• AUFGABEN:
a) Drucken Sie aus dem Text über überfüllte Züge in Mitteldeutschland den Abschnitt wortgetreu ab, der mit den Worten „Daran geändert hat“ beginnt und mit „Bedingungen, erklärten sie.“ endet.
b) Beantworten Sie zum Text über überfüllte Züge in Mitteldeutschland folgende Fragen:
(i) Auf welchem Bahnsteig des Hauptbahnhofs von Halle an der Saale drängen sich die Menschen?
(ii) In welchem Jahr wurde das S-Bahnnetz zuletzt vergeben?
(iii) Zu welcher Unternehmensgruppe gehört „Transdev Regio Ost“?
c) Nehmen Sie den Text über überfüllte Züge in Mitteldeutschland nach seinem letzten Satz wieder auf und führen Sie ihn fort.

───── ÜBUNGSTEXT ─────

Es ist ein heißer Junitag. Auf Bahnsteig 13 des Hauptbahnhofs von Halle an der Saale drängt sich eine riesige Menschentraube. Ungläubige Blicke, als die S-Bahn 5 in Richtung Zwickau einfährt: »Da passen wir doch nie alle rein«, ruft eine Frau. Irgendwie geht es dann doch. Jeder Sitz wird belegt, für die Stehenden im Gang ist es unmöglich umzufallen. Nur zwei junge Männer müssen draußen bleiben. Ihre Fahrräder haben keinen Platz mehr. An der Station Leipzig-Messe geht dann gar nichts mehr. Eine Gruppe Kinder und mehrere Passagiere müssen draußen bleiben und auf die nächste Bahn in einer halben Stunde warten. »Das ist hier Alltag«, sagt ein Mitreisender resigniert. Die neben ihm sitzende Frau nickt: »Die Züge sind ständig überfüllt oder fallen aus.«

Es gebe zu wenig Fahrzeuge bei der Deutsche-Bahn-Tochter S-Bahn Mitteldeutschland, viele seien kaputt oder müssten wegen Verschmutzung aus dem Verkehr gezogen werden, räumte damals Bahnsprecher Holger Auferkamp ein. Er sprach jedoch nur von Einzelfällen. Der Fahrgastverband »Pro Bahn Mitteldeutschland« widersprach. Dort sieht man die Ursache in Planungsfehlern. Bei der letzten Vergabe des S-Bahnnetzes 2013 sei der Bevölkerungszuwachs vor allem in Leipzig nicht berücksichtigt und die Kapazität zu niedrig berechnet worden. Die Missstände seien seit Jahren bekannt und würden immer gravierender, klagte der Verband.

Daran geändert hat sich nichts. Im Gegenteil: Das Chaos wächst – auch bei anderen Bahngesellschaften in der Region. Der Zweckverband für den Nahverkehrsraum Leipzig (ZVNL) und der Mitteldeutsche Verkehrsverbund (MDV) als Auftraggeber wollen nun sogar rechtliche Schritte gegen einen Streckenbetreiber einleiten. Das zur französischen Transdev-Gruppe gehörende Bahnunternehmen »Transdev Regio Ost« erfülle trotz bereits verhängter Vertragsstrafen nicht einmal die vereinbarten Bedingungen, erklärten sie.

───── VORGEGEBENES MATERIAL ─────

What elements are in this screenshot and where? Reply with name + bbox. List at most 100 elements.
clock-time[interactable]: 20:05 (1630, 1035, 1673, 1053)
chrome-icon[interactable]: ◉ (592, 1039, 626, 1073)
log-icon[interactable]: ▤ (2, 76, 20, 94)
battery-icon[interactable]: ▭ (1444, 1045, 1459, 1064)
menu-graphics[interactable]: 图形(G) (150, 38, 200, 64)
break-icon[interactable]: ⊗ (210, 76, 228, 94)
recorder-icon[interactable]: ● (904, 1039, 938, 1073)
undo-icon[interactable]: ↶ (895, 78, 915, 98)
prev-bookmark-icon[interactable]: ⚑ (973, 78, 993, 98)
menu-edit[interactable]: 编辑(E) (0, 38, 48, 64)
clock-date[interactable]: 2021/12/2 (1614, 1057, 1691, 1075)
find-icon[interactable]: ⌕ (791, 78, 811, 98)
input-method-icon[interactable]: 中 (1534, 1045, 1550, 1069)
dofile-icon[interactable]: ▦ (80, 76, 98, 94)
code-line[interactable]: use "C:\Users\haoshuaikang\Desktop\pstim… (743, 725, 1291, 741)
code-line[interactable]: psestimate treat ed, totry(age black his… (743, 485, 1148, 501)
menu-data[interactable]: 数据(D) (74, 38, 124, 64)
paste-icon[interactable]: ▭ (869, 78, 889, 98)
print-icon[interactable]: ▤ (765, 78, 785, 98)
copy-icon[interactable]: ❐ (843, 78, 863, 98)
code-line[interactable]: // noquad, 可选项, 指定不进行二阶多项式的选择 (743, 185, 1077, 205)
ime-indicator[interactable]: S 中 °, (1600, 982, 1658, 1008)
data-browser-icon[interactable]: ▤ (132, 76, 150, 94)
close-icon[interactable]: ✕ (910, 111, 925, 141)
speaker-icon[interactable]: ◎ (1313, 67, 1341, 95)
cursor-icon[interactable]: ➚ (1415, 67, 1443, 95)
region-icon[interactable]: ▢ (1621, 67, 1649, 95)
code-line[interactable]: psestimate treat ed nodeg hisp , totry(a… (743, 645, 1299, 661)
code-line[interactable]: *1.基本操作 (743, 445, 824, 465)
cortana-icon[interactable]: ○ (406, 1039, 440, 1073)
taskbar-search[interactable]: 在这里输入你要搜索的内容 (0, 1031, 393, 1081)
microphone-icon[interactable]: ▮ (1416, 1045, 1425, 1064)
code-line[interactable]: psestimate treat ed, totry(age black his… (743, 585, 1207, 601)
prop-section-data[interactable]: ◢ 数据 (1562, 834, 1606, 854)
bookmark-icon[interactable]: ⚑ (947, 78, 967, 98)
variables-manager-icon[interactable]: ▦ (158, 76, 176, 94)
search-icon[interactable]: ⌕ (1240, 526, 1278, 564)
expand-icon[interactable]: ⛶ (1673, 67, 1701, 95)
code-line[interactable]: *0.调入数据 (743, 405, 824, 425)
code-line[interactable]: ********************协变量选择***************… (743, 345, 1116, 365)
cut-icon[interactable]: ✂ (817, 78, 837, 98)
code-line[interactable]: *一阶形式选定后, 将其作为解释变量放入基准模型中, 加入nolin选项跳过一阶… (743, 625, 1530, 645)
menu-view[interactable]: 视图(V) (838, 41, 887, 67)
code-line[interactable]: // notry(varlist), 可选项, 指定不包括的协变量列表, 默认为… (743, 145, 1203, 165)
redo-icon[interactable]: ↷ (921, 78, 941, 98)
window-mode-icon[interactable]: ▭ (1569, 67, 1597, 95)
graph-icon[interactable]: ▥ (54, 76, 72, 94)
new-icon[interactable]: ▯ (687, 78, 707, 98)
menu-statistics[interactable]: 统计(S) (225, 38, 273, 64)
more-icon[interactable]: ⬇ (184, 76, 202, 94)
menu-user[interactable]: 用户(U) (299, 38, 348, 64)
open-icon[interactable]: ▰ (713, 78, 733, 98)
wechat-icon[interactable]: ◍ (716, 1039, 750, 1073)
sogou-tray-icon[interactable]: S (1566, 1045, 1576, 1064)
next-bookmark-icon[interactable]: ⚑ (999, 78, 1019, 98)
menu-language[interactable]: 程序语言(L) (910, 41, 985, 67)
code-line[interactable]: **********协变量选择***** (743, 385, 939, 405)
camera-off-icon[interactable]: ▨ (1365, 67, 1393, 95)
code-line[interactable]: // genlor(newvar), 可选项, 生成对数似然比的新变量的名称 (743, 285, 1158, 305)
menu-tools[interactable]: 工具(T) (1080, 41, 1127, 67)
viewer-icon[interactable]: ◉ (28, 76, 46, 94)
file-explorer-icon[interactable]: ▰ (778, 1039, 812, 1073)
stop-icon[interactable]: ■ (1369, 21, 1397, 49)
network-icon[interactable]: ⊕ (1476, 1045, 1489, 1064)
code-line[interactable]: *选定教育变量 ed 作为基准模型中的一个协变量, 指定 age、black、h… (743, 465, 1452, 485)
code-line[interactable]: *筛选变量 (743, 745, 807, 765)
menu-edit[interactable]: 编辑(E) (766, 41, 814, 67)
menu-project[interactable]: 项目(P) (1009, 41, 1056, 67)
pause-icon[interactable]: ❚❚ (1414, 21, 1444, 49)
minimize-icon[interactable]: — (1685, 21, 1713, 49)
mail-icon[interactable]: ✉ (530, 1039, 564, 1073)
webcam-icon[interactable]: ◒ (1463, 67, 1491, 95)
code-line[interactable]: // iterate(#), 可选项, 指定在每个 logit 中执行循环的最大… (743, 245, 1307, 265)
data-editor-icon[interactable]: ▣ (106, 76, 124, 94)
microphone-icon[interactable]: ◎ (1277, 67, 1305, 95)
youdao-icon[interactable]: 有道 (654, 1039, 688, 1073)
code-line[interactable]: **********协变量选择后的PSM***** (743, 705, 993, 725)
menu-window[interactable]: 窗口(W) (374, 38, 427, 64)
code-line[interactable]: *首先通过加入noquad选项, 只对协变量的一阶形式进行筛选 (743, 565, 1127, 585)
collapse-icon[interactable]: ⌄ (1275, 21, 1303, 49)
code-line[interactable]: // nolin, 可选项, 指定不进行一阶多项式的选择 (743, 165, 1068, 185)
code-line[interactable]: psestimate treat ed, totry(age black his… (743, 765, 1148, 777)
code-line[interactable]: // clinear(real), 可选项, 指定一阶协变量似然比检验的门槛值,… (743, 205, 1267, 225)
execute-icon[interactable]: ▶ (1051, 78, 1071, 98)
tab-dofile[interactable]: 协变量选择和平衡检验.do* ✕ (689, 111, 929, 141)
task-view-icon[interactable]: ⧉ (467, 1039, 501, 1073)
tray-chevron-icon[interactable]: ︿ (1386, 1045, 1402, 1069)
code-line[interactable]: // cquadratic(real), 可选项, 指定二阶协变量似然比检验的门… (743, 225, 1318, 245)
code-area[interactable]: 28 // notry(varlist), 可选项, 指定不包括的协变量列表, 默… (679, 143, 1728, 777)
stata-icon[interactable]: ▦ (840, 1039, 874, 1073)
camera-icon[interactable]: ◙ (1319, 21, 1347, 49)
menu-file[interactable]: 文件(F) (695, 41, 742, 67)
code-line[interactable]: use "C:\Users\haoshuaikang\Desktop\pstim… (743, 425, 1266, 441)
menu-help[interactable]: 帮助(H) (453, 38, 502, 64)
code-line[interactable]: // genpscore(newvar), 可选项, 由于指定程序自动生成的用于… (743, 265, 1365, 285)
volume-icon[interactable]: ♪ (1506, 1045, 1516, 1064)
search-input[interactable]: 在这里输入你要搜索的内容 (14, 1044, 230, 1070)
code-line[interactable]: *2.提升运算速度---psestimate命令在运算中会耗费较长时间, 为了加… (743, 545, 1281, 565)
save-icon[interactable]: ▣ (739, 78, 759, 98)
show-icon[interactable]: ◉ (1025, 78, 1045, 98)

─────

• LÖSUNGEN:
a)
Daran geändert hat sich nichts. Im Gegenteil: Das Chaos wächst – auch bei anderen Bahngesellschaften in der Region. Der Zweckverband für den Nahverkehrsraum Leipzig (ZVNL) und der Mitteldeutsche Verkehrsverbund (MDV) als Auftraggeber wollen nun sogar rechtliche Schritte gegen einen Streckenbetreiber einleiten. Das zur französischen Transdev-Gruppe gehörende Bahnunternehmen »Transdev Regio Ost« erfülle trotz bereits verhängter Vertragsstrafen nicht einmal die vereinbarten Bedingungen, erklärten sie.

b)
(i) Auf Bahnsteig 13.
(ii) 2013.
(iii) Zur französischen Transdev-Gruppe.

c)
Hintergrund ist die jüngste Zunahme von Zugausfällen bei der von Transdev betriebenen Mitteldeutschen Regiobahn (MRB) auf der Strecke Leipzig–Grimma–Döbeln. 20 Bahnen seien zuletzt pro Tag allein zwischen Leipzig und Grimma nicht gefahren, so der ZVNL. Die MRB lässt ersatzweise Busse fahren, die allerdings viel mehr Zeit für die Strecke benötigen. Der Betreiber Transdev gibt dem hohen Krankenstand bei Lokführern die Schuld. Außerdem sei Urlaubszeit, rechtfertigte sich das Unternehmen am Dienstag. Gegenüber den Kunden spricht Transdev lediglich von einer »Störung«.

Transdev habe »über Wochen und Monate« sein Geschäft nicht betrieben, beschrieb Matthias Berger (parteilos), Oberbürgermeister der mitbetroffenen Stadt Grimma, am Dienstag abend die Situation gegenüber dem MDR. »Dann ist die Personaldecke einfach zu dünn oder das Arbeitsklima so, dass es krank macht«, so der Politiker. Berger forderte den Zweckverband ZVNL auf, die Verträge mit dem Unternehmen zu kündigen. Der reine Einsatz von Bussen sei ein eindeutiger Vertragsbruch. Der dürfe nicht zu Lasten der Allgemeinheit gehen.

Auch auf anderen Strecken in Sachsen hapert es. Das ergab eine aktuelle Antwort der Landesregierung auf eine Anfrage der Grünen. Im März gab es demnach einen neuen Negativrekord: 85 Züge fielen in diesem Monat auf der Strecke Leipzig-Chemnitz aus. Zwischen Oktober 2017 und Mai 2018 waren es mehr als 300. 78 Prozent der verbliebenen Züge fuhren pünktlich.

Schuld daran sei das Land Sachsen, kritisierte die Grünen-Landtagsabgeordnete Katja Meier. Nur drei Viertel der dafür vorgesehenen Mittel vom Bund in Höhe von insgesamt 547 Millionen Euro leite dieser an die Verkehrsverbünde weiter.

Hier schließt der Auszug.